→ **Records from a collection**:
◆ ◆ ◆ ◆

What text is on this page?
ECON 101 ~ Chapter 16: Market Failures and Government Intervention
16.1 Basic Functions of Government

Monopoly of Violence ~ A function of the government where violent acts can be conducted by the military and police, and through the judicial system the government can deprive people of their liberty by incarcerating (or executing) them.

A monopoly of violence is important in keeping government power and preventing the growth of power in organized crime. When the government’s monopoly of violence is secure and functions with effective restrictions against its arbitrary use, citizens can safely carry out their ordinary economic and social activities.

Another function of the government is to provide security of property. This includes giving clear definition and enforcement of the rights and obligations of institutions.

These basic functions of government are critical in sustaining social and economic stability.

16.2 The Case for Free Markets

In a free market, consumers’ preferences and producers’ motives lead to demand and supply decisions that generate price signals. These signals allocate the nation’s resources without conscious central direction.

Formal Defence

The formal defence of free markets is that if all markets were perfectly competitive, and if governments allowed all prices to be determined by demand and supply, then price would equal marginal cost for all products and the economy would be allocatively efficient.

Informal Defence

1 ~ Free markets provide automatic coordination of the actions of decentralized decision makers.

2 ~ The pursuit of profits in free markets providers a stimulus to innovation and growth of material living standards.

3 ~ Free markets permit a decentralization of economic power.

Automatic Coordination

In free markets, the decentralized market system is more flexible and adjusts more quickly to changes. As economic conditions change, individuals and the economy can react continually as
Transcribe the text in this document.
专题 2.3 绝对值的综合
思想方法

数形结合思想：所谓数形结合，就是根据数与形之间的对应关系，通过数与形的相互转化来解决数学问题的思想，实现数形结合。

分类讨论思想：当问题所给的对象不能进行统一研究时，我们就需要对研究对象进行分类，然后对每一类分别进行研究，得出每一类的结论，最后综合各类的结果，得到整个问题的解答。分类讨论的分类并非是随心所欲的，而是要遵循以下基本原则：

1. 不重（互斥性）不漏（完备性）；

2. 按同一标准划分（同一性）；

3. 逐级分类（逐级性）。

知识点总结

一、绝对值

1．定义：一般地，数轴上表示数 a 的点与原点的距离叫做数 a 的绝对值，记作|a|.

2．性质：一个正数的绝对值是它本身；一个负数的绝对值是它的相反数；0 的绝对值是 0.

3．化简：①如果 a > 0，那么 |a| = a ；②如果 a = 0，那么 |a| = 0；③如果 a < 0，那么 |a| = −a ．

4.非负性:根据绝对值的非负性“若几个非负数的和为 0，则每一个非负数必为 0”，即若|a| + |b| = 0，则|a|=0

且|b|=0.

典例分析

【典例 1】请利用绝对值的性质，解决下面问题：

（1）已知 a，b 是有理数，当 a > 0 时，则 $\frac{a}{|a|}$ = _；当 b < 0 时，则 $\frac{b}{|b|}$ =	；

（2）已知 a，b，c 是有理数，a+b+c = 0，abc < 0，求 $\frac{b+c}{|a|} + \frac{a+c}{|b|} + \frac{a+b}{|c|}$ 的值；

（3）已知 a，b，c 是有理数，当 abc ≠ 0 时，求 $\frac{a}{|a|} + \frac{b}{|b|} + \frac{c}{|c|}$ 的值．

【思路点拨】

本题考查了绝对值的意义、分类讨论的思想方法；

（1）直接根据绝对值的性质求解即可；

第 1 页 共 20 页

◆ ◆ ◆ ◆

→ **Task description**: Look for lines containing the string "that" and copy them all.

→ **Answer to this problem**:
In a free market, consumers’ preferences and producers’ motives lead to demand and supply decisions that generate price signals. These signals allocate the nation’s resources without conscious central direction.
The formal defence of free markets is that if all markets were perfectly competitive, and if governments allowed all prices to be determined by demand and supply, then price would equal marginal cost for all products and the economy would be allocatively efficient.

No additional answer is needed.